Short exercise. Repeat, exactly and completely, the entries shown underneath.

+++ Input material

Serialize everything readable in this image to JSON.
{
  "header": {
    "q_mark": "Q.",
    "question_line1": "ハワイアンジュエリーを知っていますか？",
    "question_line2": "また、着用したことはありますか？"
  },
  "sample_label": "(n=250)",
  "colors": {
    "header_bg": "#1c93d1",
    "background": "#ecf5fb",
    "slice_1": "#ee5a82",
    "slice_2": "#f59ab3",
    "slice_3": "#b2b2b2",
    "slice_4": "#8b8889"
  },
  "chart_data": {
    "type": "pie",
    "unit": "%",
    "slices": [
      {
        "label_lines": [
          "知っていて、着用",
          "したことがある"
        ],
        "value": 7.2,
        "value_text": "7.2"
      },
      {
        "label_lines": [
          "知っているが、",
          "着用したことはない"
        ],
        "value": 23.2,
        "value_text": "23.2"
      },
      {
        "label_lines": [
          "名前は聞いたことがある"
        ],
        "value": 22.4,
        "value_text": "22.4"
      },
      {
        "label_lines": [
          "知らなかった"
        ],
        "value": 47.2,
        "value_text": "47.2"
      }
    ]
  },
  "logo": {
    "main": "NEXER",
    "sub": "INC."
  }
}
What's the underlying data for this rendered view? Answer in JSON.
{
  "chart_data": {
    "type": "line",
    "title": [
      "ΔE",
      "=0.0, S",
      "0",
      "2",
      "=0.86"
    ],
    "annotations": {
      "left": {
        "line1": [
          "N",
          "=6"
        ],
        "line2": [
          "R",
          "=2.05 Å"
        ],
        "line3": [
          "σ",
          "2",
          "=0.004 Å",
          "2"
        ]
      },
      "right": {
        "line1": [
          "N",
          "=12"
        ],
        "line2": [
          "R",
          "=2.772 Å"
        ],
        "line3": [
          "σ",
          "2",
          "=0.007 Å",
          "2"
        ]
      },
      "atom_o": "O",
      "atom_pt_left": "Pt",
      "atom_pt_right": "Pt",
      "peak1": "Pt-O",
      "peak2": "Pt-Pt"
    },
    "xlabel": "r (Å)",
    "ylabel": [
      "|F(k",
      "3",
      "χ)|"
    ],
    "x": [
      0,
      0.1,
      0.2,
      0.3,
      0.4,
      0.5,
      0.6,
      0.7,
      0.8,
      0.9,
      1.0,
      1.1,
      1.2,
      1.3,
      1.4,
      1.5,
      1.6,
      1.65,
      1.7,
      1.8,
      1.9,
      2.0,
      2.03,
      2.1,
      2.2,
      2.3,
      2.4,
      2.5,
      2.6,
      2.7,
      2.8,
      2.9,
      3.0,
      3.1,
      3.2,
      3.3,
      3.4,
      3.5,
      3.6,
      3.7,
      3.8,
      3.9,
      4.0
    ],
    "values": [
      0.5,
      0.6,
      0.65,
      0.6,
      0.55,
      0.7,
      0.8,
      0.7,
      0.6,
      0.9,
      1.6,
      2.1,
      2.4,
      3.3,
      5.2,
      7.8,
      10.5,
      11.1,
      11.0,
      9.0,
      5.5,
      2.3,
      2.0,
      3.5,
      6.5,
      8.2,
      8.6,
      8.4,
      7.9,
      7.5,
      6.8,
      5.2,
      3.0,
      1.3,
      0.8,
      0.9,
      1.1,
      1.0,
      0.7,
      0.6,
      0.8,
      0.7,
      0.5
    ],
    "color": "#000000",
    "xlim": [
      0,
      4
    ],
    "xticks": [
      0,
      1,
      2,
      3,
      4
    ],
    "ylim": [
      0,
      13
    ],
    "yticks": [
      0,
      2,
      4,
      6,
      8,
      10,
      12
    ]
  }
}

++++++

Solution to the problem.
Serialize everything readable in this image to JSON.
{
  "header": {
    "q_mark": "Q.",
    "question_line1": "ハワイアンジュエリーを知っていますか？",
    "question_line2": "また、着用したことはありますか？"
  },
  "sample_label": "(n=250)",
  "colors": {
    "header_bg": "#1c93d1",
    "background": "#ecf5fb",
    "slice_1": "#ee5a82",
    "slice_2": "#f59ab3",
    "slice_3": "#b2b2b2",
    "slice_4": "#8b8889"
  },
  "chart_data": {
    "type": "pie",
    "unit": "%",
    "slices": [
      {
        "label_lines": [
          "知っていて、着用",
          "したことがある"
        ],
        "value": 7.2,
        "value_text": "7.2"
      },
      {
        "label_lines": [
          "知っているが、",
          "着用したことはない"
        ],
        "value": 23.2,
        "value_text": "23.2"
      },
      {
        "label_lines": [
          "名前は聞いたことがある"
        ],
        "value": 22.4,
        "value_text": "22.4"
      },
      {
        "label_lines": [
          "知らなかった"
        ],
        "value": 47.2,
        "value_text": "47.2"
      }
    ]
  },
  "logo": {
    "main": "NEXER",
    "sub": "INC."
  }
}
What's the underlying data for this rendered view? Answer in JSON.
{
  "chart_data": {
    "type": "line",
    "title": [
      "ΔE",
      "=0.0, S",
      "0",
      "2",
      "=0.86"
    ],
    "annotations": {
      "left": {
        "line1": [
          "N",
          "=6"
        ],
        "line2": [
          "R",
          "=2.05 Å"
        ],
        "line3": [
          "σ",
          "2",
          "=0.004 Å",
          "2"
        ]
      },
      "right": {
        "line1": [
          "N",
          "=12"
        ],
        "line2": [
          "R",
          "=2.772 Å"
        ],
        "line3": [
          "σ",
          "2",
          "=0.007 Å",
          "2"
        ]
      },
      "atom_o": "O",
      "atom_pt_left": "Pt",
      "atom_pt_right": "Pt",
      "peak1": "Pt-O",
      "peak2": "Pt-Pt"
    },
    "xlabel": "r (Å)",
    "ylabel": [
      "|F(k",
      "3",
      "χ)|"
    ],
    "x": [
      0,
      0.1,
      0.2,
      0.3,
      0.4,
      0.5,
      0.6,
      0.7,
      0.8,
      0.9,
      1.0,
      1.1,
      1.2,
      1.3,
      1.4,
      1.5,
      1.6,
      1.65,
      1.7,
      1.8,
      1.9,
      2.0,
      2.03,
      2.1,
      2.2,
      2.3,
      2.4,
      2.5,
      2.6,
      2.7,
      2.8,
      2.9,
      3.0,
      3.1,
      3.2,
      3.3,
      3.4,
      3.5,
      3.6,
      3.7,
      3.8,
      3.9,
      4.0
    ],
    "values": [
      0.5,
      0.6,
      0.65,
      0.6,
      0.55,
      0.7,
      0.8,
      0.7,
      0.6,
      0.9,
      1.6,
      2.1,
      2.4,
      3.3,
      5.2,
      7.8,
      10.5,
      11.1,
      11.0,
      9.0,
      5.5,
      2.3,
      2.0,
      3.5,
      6.5,
      8.2,
      8.6,
      8.4,
      7.9,
      7.5,
      6.8,
      5.2,
      3.0,
      1.3,
      0.8,
      0.9,
      1.1,
      1.0,
      0.7,
      0.6,
      0.8,
      0.7,
      0.5
    ],
    "color": "#000000",
    "xlim": [
      0,
      4
    ],
    "xticks": [
      0,
      1,
      2,
      3,
      4
    ],
    "ylim": [
      0,
      13
    ],
    "yticks": [
      0,
      2,
      4,
      6,
      8,
      10,
      12
    ]
  }
}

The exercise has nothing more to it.